[start Extracted records]
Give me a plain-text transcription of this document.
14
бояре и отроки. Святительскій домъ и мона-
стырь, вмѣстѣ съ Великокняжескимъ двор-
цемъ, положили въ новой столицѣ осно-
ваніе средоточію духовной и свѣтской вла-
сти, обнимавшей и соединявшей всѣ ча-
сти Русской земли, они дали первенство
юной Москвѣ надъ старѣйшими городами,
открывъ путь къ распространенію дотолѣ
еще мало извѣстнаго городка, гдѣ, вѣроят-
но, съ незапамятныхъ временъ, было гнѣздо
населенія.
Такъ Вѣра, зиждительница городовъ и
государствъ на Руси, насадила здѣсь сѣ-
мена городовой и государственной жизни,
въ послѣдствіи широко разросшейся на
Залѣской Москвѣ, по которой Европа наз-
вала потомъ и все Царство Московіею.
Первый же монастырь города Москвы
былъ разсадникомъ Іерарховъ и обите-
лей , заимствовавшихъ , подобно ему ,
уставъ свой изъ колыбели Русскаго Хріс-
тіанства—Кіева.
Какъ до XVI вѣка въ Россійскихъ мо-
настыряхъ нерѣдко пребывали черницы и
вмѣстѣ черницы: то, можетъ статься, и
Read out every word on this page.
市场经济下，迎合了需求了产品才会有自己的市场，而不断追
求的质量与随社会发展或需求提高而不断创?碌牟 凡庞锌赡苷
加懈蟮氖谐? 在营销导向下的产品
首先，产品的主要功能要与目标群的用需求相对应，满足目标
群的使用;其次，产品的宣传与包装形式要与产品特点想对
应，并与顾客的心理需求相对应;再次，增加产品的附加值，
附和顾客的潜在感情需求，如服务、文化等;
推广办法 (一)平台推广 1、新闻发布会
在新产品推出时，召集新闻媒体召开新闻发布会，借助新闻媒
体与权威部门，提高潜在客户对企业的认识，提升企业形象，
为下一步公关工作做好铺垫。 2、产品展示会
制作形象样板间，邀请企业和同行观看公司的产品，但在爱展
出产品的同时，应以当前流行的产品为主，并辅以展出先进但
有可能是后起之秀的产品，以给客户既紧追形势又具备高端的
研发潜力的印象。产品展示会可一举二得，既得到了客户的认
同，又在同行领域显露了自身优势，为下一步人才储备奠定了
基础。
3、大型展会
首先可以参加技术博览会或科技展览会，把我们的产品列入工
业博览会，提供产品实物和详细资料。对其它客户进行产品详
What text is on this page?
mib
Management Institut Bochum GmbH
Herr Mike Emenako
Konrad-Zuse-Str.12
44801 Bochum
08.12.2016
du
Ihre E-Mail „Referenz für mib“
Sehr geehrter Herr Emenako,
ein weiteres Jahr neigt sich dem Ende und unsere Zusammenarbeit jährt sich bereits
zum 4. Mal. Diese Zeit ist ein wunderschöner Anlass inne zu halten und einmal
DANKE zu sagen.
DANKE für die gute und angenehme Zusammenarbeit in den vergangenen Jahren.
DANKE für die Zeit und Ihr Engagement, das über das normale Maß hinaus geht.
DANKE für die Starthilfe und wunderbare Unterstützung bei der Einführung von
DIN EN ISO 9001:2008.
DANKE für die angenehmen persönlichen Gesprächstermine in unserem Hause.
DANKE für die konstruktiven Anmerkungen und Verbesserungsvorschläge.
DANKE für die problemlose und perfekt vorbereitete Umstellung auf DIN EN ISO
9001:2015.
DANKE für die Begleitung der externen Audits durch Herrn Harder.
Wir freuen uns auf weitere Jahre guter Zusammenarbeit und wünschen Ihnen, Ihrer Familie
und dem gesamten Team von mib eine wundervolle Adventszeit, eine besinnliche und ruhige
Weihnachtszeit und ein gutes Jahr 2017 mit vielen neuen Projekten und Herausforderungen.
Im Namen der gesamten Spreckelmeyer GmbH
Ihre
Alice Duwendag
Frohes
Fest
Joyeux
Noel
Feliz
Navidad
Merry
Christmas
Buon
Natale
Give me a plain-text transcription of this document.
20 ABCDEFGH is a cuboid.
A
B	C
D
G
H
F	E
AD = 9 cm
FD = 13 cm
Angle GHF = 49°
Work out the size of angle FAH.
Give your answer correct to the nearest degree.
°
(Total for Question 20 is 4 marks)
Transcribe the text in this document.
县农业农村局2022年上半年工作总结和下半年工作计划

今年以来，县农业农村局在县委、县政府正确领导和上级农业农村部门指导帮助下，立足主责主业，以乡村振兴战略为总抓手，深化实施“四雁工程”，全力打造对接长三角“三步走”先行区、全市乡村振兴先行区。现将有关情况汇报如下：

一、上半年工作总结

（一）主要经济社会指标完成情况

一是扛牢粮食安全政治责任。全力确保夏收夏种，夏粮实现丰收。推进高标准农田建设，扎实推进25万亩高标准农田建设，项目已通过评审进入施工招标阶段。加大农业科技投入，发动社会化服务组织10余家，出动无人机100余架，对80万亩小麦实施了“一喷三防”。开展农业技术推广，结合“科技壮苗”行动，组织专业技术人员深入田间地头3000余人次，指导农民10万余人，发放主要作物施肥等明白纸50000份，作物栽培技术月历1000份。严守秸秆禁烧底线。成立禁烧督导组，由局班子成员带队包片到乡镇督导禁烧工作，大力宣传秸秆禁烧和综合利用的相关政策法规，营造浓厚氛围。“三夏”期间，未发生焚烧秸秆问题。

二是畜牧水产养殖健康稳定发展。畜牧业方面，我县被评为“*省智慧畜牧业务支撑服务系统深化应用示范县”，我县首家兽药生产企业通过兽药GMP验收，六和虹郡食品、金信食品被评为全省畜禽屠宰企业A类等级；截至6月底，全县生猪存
[end Extracted records]
__What needs to be done__: Find how many lines include the string "Emenako" and report that number alone.

__Task response__: 2